WHAT YOU NEED TO DO —
Can you transcribe every entry word for word, skipping the images?

ENTRIES SUPPLIED —
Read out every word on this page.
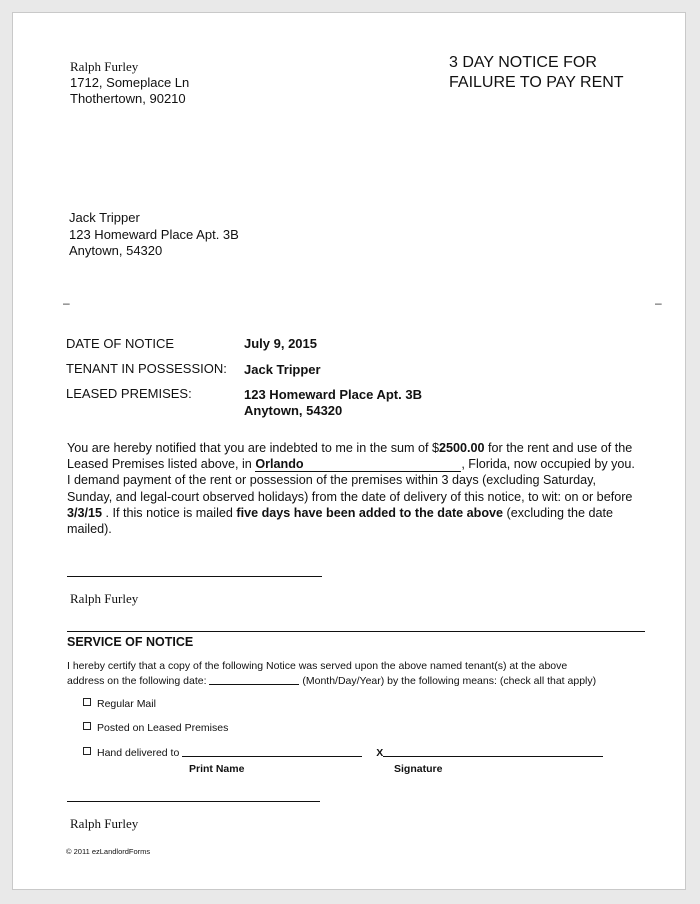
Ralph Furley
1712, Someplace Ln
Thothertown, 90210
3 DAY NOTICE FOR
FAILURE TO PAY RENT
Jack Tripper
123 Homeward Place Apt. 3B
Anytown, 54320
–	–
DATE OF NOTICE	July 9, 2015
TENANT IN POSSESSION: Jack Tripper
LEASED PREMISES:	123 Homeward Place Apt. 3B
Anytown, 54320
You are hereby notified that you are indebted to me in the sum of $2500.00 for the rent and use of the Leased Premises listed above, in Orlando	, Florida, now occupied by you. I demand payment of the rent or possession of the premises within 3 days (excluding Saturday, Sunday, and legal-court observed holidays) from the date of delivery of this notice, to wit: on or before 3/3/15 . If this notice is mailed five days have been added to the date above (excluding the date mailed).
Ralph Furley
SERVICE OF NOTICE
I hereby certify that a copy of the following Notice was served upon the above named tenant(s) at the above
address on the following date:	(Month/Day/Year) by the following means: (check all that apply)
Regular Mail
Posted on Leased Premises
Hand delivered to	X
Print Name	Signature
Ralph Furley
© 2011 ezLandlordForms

SOLUTION —
Read out every word on this page.
Ralph Furley
1712, Someplace Ln
Thothertown, 90210
3 DAY NOTICE FOR
FAILURE TO PAY RENT
Jack Tripper
123 Homeward Place Apt. 3B
Anytown, 54320
–	–
DATE OF NOTICE	July 9, 2015
TENANT IN POSSESSION: Jack Tripper
LEASED PREMISES:	123 Homeward Place Apt. 3B
Anytown, 54320
You are hereby notified that you are indebted to me in the sum of $2500.00 for the rent and use of the Leased Premises listed above, in Orlando	, Florida, now occupied by you. I demand payment of the rent or possession of the premises within 3 days (excluding Saturday, Sunday, and legal-court observed holidays) from the date of delivery of this notice, to wit: on or before 3/3/15 . If this notice is mailed five days have been added to the date above (excluding the date mailed).
Ralph Furley
SERVICE OF NOTICE
I hereby certify that a copy of the following Notice was served upon the above named tenant(s) at the above
address on the following date:	(Month/Day/Year) by the following means: (check all that apply)
Regular Mail
Posted on Leased Premises
Hand delivered to	X
Print Name	Signature
Ralph Furley
© 2011 ezLandlordForms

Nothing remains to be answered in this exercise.